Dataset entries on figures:
##############################
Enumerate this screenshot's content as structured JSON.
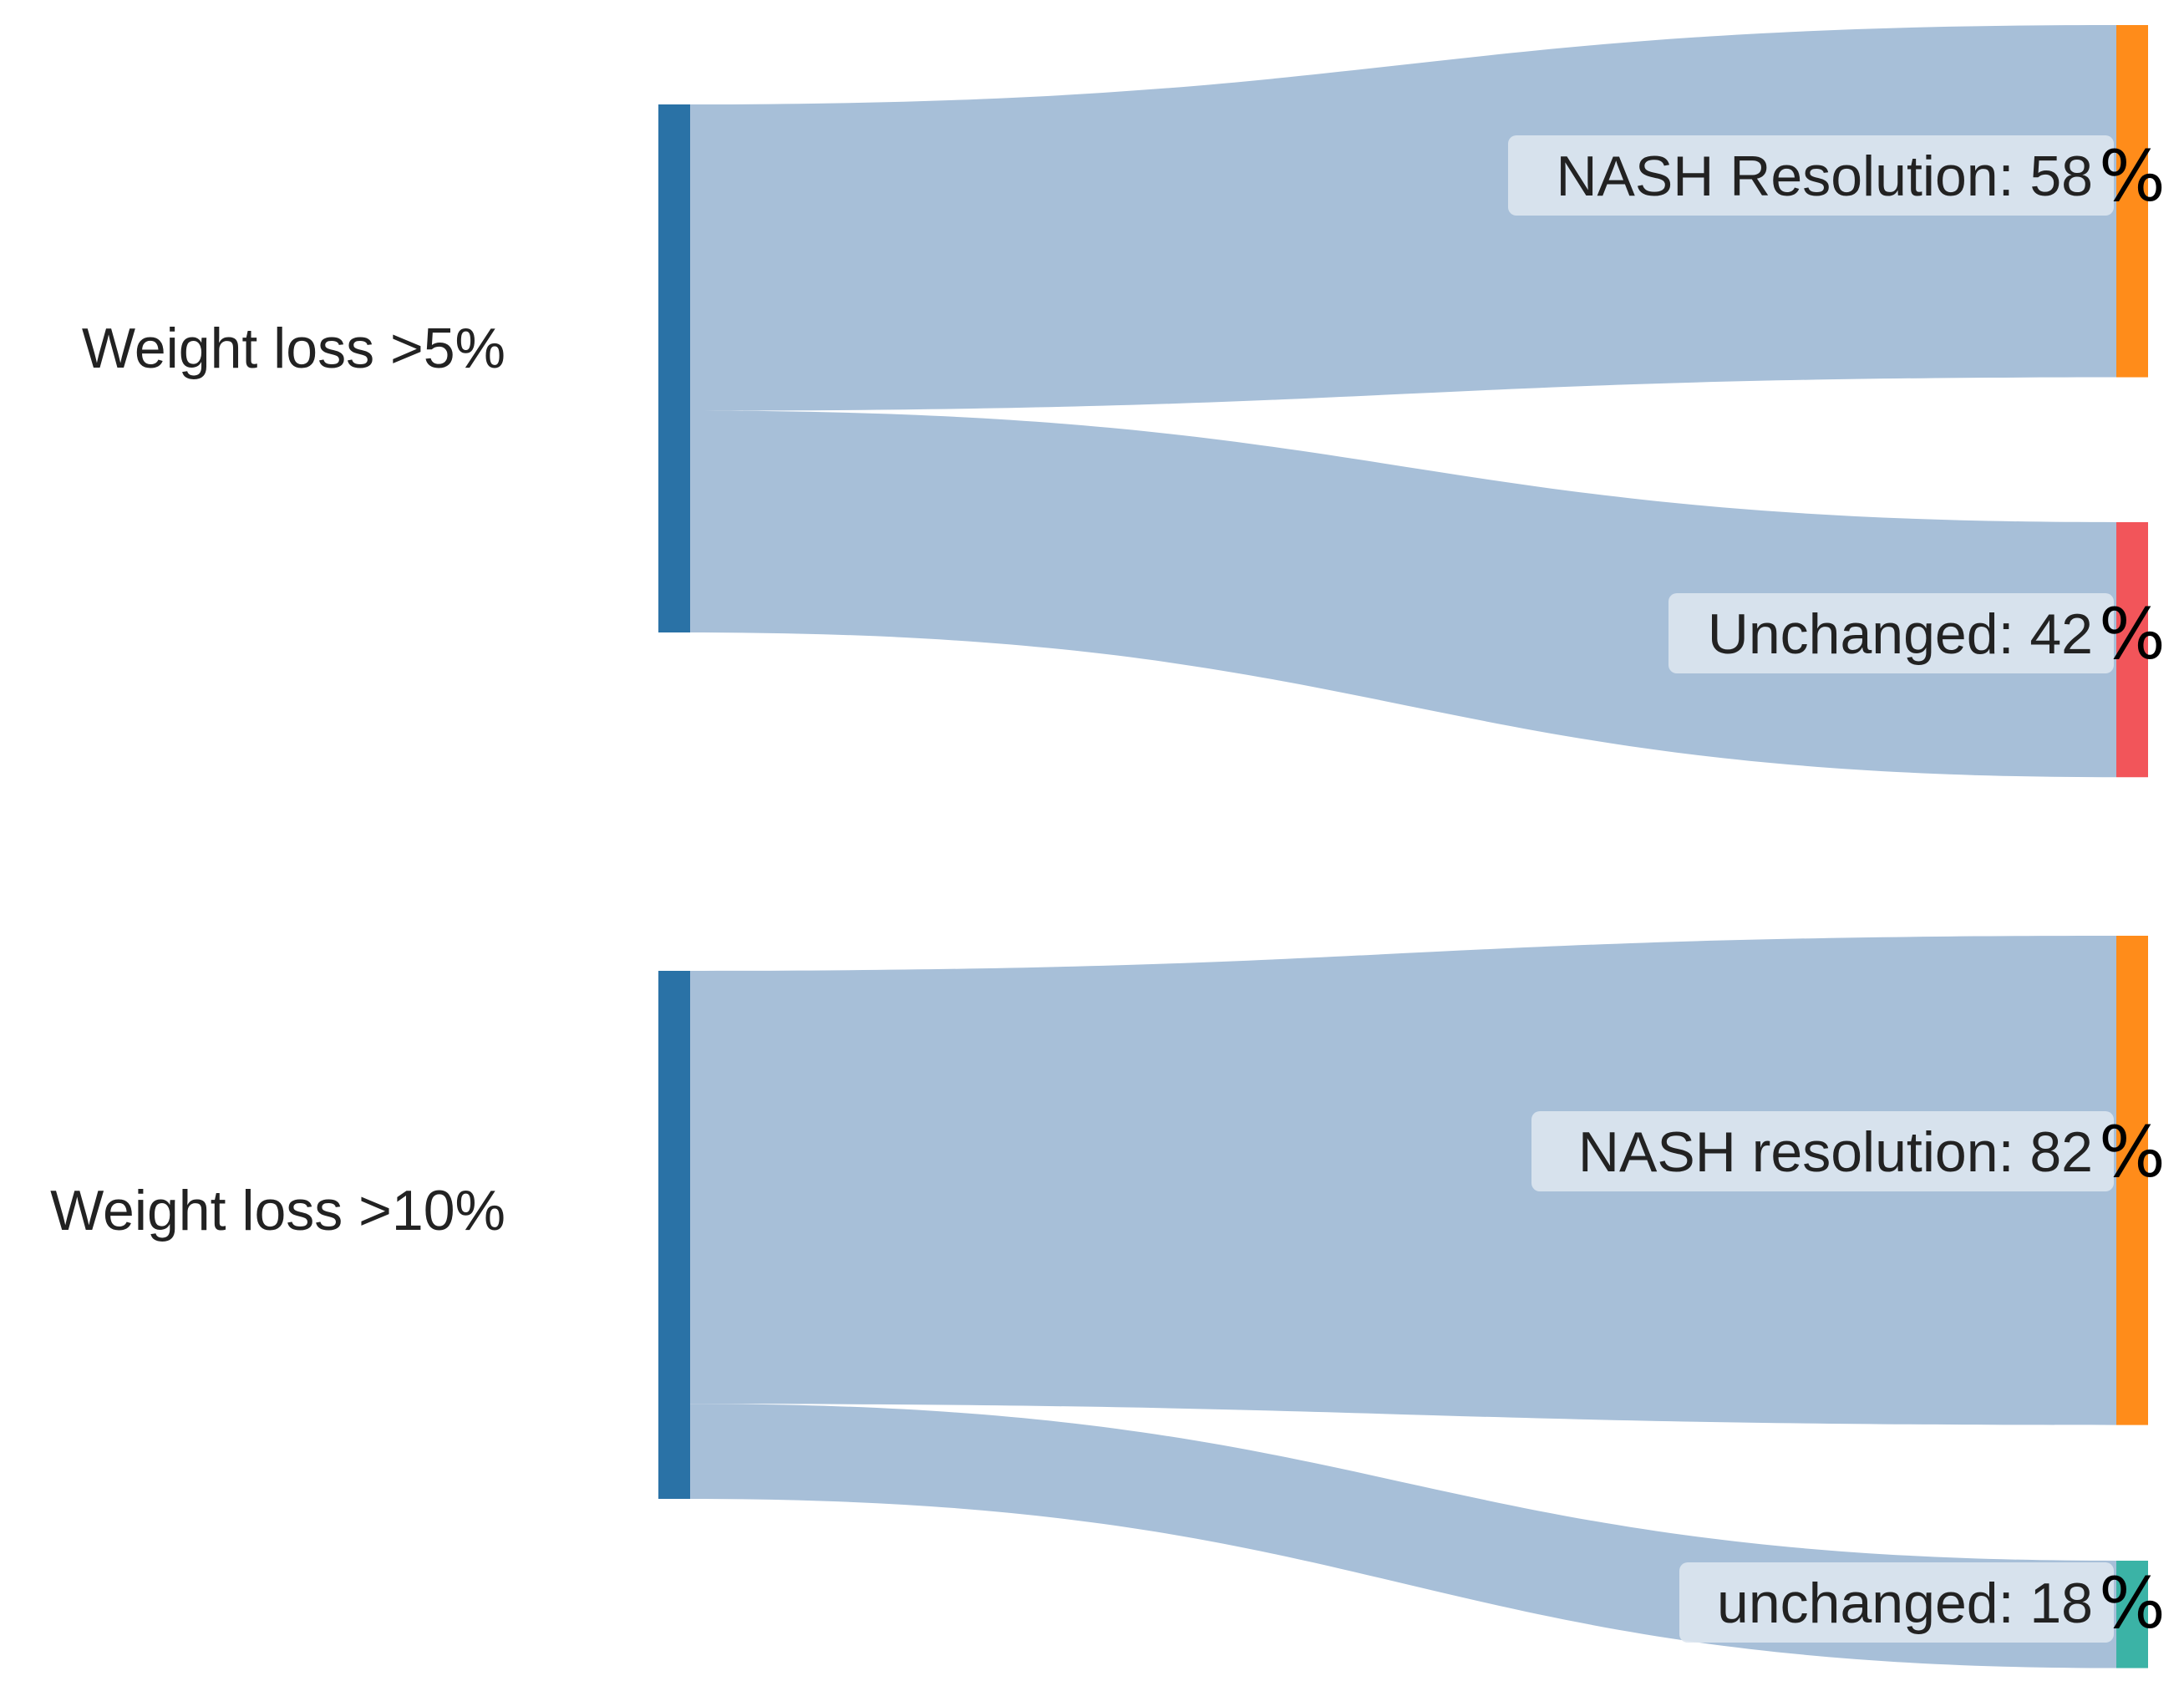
{
  "chart_data": {
    "type": "sankey",
    "colors": {
      "link": "#a7bfd8",
      "source_node": "#2a72a6",
      "label_bg": "#dde6ef"
    },
    "groups": [
      {
        "source": {
          "label": "Weight loss >5%"
        },
        "targets": [
          {
            "label": "NASH Resolution: 58",
            "unit": "%",
            "value": 58,
            "color": "#ff8c1a"
          },
          {
            "label": "Unchanged: 42",
            "unit": "%",
            "value": 42,
            "color": "#f2555a"
          }
        ]
      },
      {
        "source": {
          "label": "Weight loss >10%"
        },
        "targets": [
          {
            "label": "NASH resolution: 82",
            "unit": "%",
            "value": 82,
            "color": "#ff8c1a"
          },
          {
            "label": "unchanged: 18",
            "unit": "%",
            "value": 18,
            "color": "#3bb3a6"
          }
        ]
      }
    ]
  }
}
##############################
§ **Set problem**
Retype the records exactly. Any image in them should not appear in what you write.

§ **Solution**
Enumerate this screenshot's content as structured JSON.
{
  "chart_data": {
    "type": "sankey",
    "colors": {
      "link": "#a7bfd8",
      "source_node": "#2a72a6",
      "label_bg": "#dde6ef"
    },
    "groups": [
      {
        "source": {
          "label": "Weight loss >5%"
        },
        "targets": [
          {
            "label": "NASH Resolution: 58",
            "unit": "%",
            "value": 58,
            "color": "#ff8c1a"
          },
          {
            "label": "Unchanged: 42",
            "unit": "%",
            "value": 42,
            "color": "#f2555a"
          }
        ]
      },
      {
        "source": {
          "label": "Weight loss >10%"
        },
        "targets": [
          {
            "label": "NASH resolution: 82",
            "unit": "%",
            "value": 82,
            "color": "#ff8c1a"
          },
          {
            "label": "unchanged: 18",
            "unit": "%",
            "value": 18,
            "color": "#3bb3a6"
          }
        ]
      }
    ]
  }
}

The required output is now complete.